§ **GOAL OF THE EXERCISE**
Look for the word "working" in the entries below, then copy every line that has it.

─── MATERIAL SHOWN ───

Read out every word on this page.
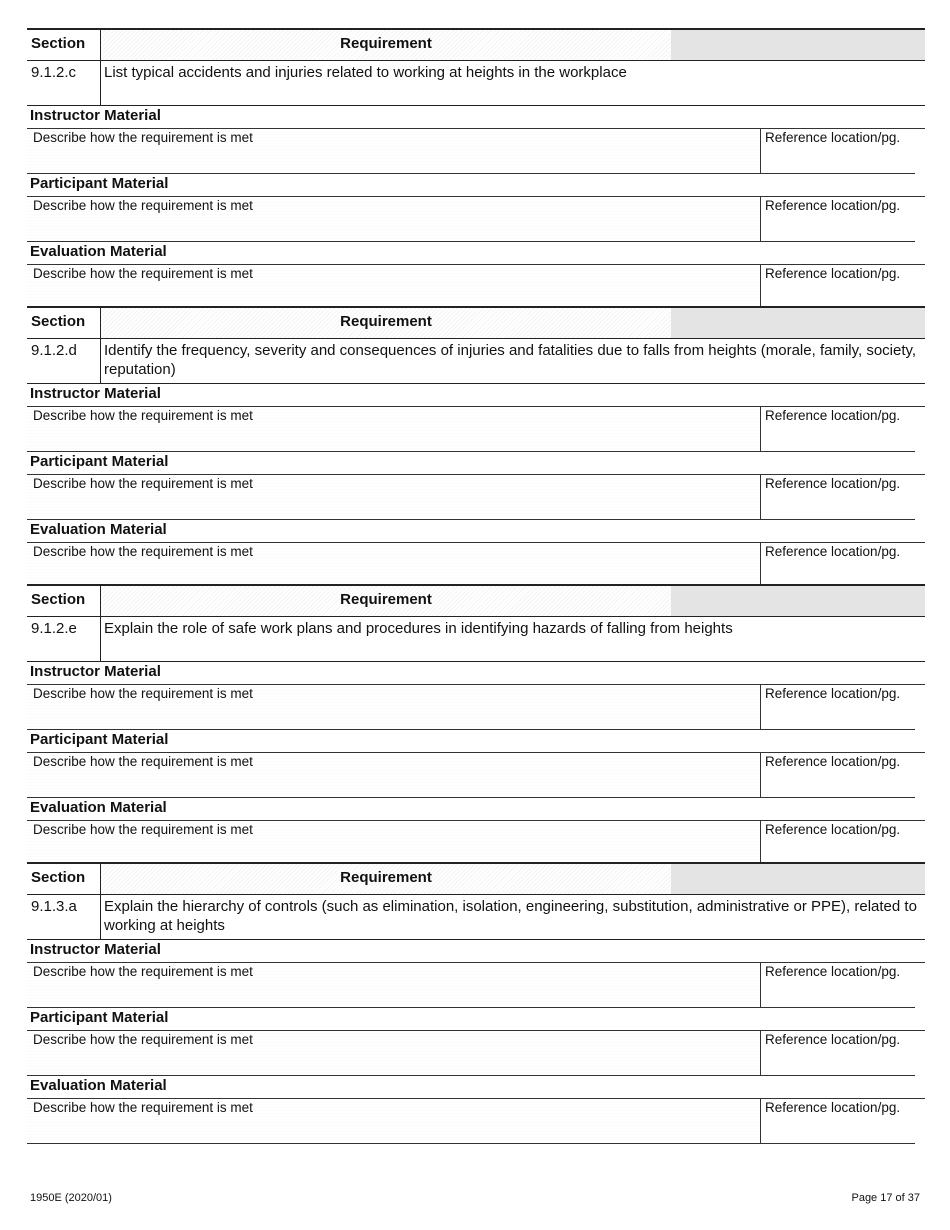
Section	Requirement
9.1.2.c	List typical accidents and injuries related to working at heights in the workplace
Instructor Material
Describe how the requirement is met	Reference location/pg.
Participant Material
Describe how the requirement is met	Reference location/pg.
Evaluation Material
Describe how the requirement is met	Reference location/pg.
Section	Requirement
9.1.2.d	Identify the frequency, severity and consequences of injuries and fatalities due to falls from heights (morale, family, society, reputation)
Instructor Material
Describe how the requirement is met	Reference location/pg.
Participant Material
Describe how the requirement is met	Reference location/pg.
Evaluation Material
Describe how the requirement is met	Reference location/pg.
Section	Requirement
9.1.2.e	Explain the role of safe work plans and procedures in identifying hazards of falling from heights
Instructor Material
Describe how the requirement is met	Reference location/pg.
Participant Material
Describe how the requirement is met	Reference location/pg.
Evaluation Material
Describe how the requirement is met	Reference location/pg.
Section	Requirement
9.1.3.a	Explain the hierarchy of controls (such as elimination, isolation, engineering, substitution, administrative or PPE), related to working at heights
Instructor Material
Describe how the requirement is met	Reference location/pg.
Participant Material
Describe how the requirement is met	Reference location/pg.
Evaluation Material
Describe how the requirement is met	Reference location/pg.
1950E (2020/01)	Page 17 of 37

───
─── MATERIAL SHOWN ───

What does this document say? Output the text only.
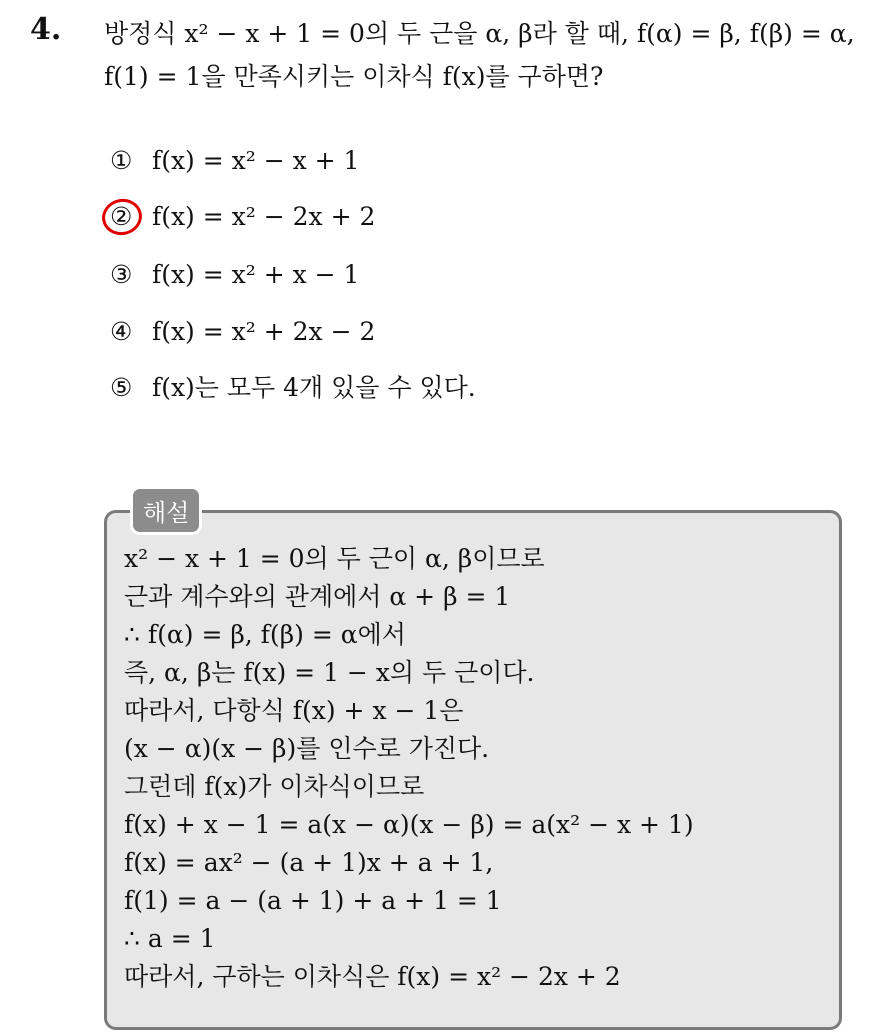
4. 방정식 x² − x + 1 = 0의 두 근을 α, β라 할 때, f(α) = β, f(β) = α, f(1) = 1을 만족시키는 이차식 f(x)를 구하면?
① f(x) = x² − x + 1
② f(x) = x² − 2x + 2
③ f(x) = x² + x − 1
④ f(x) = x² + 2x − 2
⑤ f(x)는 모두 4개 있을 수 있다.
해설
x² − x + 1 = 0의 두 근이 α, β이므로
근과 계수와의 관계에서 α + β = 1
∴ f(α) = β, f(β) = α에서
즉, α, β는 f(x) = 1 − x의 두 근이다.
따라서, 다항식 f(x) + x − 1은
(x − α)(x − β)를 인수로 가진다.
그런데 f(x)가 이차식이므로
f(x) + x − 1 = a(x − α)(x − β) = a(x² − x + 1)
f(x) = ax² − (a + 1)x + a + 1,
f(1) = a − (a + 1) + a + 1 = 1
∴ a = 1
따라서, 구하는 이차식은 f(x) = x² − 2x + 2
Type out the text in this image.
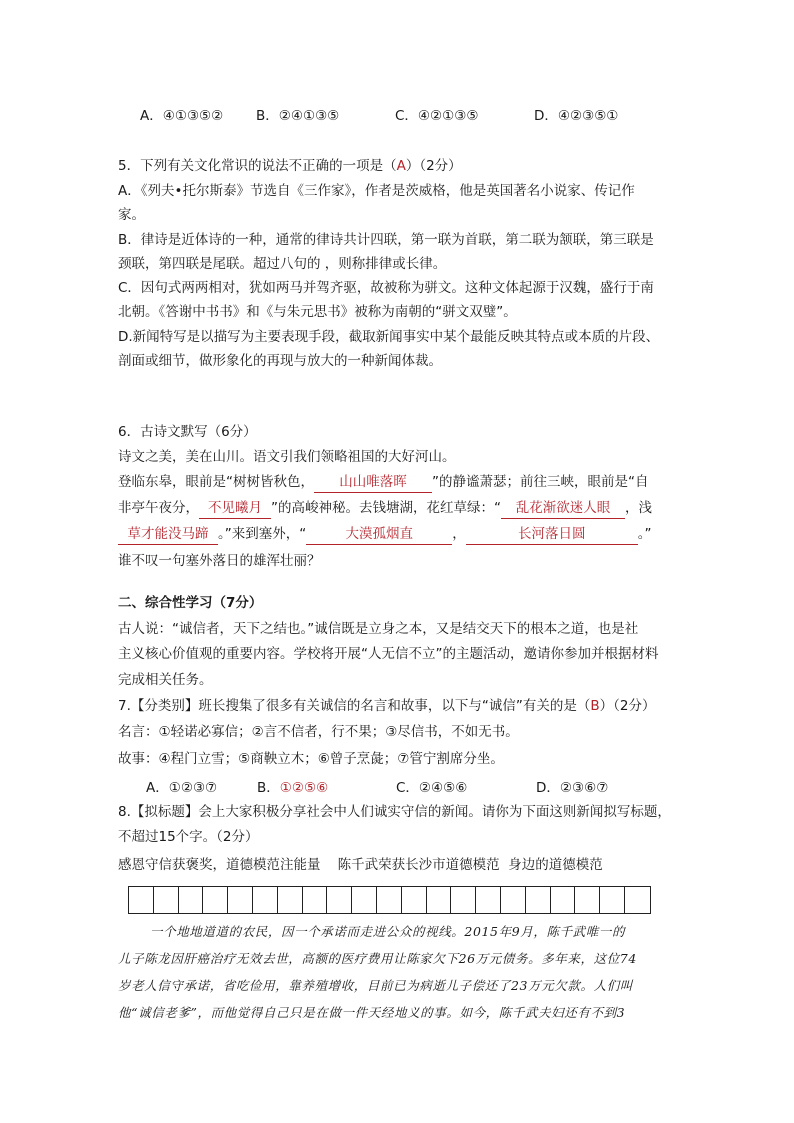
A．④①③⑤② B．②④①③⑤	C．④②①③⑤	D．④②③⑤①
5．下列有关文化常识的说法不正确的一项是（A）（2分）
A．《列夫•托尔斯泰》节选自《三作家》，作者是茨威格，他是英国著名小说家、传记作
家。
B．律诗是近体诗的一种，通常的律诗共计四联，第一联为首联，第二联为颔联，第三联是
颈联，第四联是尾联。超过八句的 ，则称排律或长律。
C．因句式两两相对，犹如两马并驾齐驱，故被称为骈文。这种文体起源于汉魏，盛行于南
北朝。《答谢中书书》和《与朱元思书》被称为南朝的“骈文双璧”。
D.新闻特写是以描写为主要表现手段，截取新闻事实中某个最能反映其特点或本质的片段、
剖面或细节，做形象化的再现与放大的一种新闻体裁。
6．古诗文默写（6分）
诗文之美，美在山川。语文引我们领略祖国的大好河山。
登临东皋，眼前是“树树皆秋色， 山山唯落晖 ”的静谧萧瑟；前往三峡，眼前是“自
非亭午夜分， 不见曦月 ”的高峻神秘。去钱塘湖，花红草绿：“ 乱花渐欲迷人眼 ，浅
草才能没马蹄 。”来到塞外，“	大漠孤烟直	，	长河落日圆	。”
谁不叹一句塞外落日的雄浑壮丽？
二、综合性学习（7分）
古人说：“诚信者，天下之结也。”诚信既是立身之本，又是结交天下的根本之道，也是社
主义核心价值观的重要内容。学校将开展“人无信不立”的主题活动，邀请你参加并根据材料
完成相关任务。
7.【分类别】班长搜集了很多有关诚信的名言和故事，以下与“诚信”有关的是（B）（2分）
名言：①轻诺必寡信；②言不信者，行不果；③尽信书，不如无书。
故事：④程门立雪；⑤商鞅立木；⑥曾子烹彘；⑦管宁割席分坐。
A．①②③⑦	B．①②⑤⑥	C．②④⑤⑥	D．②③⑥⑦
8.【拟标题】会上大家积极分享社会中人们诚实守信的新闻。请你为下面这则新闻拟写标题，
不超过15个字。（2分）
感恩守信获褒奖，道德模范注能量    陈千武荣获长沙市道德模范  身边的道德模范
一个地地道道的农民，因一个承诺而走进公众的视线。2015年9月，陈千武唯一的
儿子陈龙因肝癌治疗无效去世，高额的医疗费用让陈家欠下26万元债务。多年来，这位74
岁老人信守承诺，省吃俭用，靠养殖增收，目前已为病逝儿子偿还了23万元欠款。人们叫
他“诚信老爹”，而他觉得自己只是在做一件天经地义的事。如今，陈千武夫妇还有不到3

───

§ **EXERCISE SOLUTION**
9.1.2.c	List typical accidents and injuries related to working at heights in the workplace
9.1.3.a	Explain the hierarchy of controls (such as elimination, isolation, engineering, substitution, administrative or PPE), related to working at heights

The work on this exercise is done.